* Goal: Every line must be returned precisely as it is written.

* Data listing:
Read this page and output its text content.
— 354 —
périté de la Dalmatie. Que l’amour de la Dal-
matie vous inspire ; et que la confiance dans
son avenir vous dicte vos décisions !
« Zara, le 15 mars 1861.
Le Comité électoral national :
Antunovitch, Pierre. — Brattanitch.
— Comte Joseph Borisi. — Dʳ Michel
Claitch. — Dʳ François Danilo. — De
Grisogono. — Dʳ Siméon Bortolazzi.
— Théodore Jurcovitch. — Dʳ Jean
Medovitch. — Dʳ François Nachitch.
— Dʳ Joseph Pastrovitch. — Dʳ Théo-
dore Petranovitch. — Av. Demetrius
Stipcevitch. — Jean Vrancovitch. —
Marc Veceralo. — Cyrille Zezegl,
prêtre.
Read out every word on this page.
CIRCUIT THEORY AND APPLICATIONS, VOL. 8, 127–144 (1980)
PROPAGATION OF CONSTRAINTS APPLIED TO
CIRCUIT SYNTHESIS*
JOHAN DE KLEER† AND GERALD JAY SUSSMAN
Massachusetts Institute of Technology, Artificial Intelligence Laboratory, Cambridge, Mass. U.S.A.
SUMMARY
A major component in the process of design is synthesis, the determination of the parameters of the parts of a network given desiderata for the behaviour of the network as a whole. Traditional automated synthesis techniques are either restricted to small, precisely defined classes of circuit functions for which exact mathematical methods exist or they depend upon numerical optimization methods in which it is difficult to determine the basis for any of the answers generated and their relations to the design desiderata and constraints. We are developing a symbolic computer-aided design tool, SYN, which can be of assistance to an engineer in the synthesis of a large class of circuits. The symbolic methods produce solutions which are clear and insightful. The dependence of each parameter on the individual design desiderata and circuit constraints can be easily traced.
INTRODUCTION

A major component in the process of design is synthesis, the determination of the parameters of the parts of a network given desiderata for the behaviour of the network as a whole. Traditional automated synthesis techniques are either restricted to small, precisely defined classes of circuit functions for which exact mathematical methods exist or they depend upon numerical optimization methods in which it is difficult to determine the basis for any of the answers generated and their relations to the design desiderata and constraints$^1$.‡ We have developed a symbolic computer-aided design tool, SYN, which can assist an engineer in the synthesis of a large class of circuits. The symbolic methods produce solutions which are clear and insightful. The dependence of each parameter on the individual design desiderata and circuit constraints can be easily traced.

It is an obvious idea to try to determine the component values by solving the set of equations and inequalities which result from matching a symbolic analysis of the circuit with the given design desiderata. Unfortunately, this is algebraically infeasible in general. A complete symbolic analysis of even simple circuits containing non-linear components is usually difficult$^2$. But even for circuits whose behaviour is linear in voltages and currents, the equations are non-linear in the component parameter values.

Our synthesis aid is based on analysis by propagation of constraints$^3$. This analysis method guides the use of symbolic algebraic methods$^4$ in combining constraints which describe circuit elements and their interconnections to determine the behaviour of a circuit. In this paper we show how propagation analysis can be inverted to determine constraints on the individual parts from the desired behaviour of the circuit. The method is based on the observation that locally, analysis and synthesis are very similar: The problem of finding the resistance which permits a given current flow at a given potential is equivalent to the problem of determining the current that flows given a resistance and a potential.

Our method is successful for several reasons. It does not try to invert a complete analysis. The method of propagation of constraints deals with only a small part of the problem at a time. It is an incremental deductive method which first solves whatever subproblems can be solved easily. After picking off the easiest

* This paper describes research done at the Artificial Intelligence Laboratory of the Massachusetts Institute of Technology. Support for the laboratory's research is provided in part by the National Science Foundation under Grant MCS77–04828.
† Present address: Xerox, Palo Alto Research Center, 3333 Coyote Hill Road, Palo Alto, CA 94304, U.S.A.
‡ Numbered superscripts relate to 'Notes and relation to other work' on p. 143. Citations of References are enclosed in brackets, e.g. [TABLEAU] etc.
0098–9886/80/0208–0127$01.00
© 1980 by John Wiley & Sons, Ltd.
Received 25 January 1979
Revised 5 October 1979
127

* Response to the task:
Read this page and output its text content.
— 354 —
périté de la Dalmatie. Que l’amour de la Dal-
matie vous inspire ; et que la confiance dans
son avenir vous dicte vos décisions !
« Zara, le 15 mars 1861.
Le Comité électoral national :
Antunovitch, Pierre. — Brattanitch.
— Comte Joseph Borisi. — Dʳ Michel
Claitch. — Dʳ François Danilo. — De
Grisogono. — Dʳ Siméon Bortolazzi.
— Théodore Jurcovitch. — Dʳ Jean
Medovitch. — Dʳ François Nachitch.
— Dʳ Joseph Pastrovitch. — Dʳ Théo-
dore Petranovitch. — Av. Demetrius
Stipcevitch. — Jean Vrancovitch. —
Marc Veceralo. — Cyrille Zezegl,
prêtre.
Read out every word on this page.
CIRCUIT THEORY AND APPLICATIONS, VOL. 8, 127–144 (1980)
PROPAGATION OF CONSTRAINTS APPLIED TO
CIRCUIT SYNTHESIS*
JOHAN DE KLEER† AND GERALD JAY SUSSMAN
Massachusetts Institute of Technology, Artificial Intelligence Laboratory, Cambridge, Mass. U.S.A.
SUMMARY
A major component in the process of design is synthesis, the determination of the parameters of the parts of a network given desiderata for the behaviour of the network as a whole. Traditional automated synthesis techniques are either restricted to small, precisely defined classes of circuit functions for which exact mathematical methods exist or they depend upon numerical optimization methods in which it is difficult to determine the basis for any of the answers generated and their relations to the design desiderata and constraints. We are developing a symbolic computer-aided design tool, SYN, which can be of assistance to an engineer in the synthesis of a large class of circuits. The symbolic methods produce solutions which are clear and insightful. The dependence of each parameter on the individual design desiderata and circuit constraints can be easily traced.
INTRODUCTION

A major component in the process of design is synthesis, the determination of the parameters of the parts of a network given desiderata for the behaviour of the network as a whole. Traditional automated synthesis techniques are either restricted to small, precisely defined classes of circuit functions for which exact mathematical methods exist or they depend upon numerical optimization methods in which it is difficult to determine the basis for any of the answers generated and their relations to the design desiderata and constraints$^1$.‡ We have developed a symbolic computer-aided design tool, SYN, which can assist an engineer in the synthesis of a large class of circuits. The symbolic methods produce solutions which are clear and insightful. The dependence of each parameter on the individual design desiderata and circuit constraints can be easily traced.

It is an obvious idea to try to determine the component values by solving the set of equations and inequalities which result from matching a symbolic analysis of the circuit with the given design desiderata. Unfortunately, this is algebraically infeasible in general. A complete symbolic analysis of even simple circuits containing non-linear components is usually difficult$^2$. But even for circuits whose behaviour is linear in voltages and currents, the equations are non-linear in the component parameter values.

Our synthesis aid is based on analysis by propagation of constraints$^3$. This analysis method guides the use of symbolic algebraic methods$^4$ in combining constraints which describe circuit elements and their interconnections to determine the behaviour of a circuit. In this paper we show how propagation analysis can be inverted to determine constraints on the individual parts from the desired behaviour of the circuit. The method is based on the observation that locally, analysis and synthesis are very similar: The problem of finding the resistance which permits a given current flow at a given potential is equivalent to the problem of determining the current that flows given a resistance and a potential.

Our method is successful for several reasons. It does not try to invert a complete analysis. The method of propagation of constraints deals with only a small part of the problem at a time. It is an incremental deductive method which first solves whatever subproblems can be solved easily. After picking off the easiest

* This paper describes research done at the Artificial Intelligence Laboratory of the Massachusetts Institute of Technology. Support for the laboratory's research is provided in part by the National Science Foundation under Grant MCS77–04828.
† Present address: Xerox, Palo Alto Research Center, 3333 Coyote Hill Road, Palo Alto, CA 94304, U.S.A.
‡ Numbered superscripts relate to 'Notes and relation to other work' on p. 143. Citations of References are enclosed in brackets, e.g. [TABLEAU] etc.
0098–9886/80/0208–0127$01.00
© 1980 by John Wiley & Sons, Ltd.
Received 25 January 1979
Revised 5 October 1979
127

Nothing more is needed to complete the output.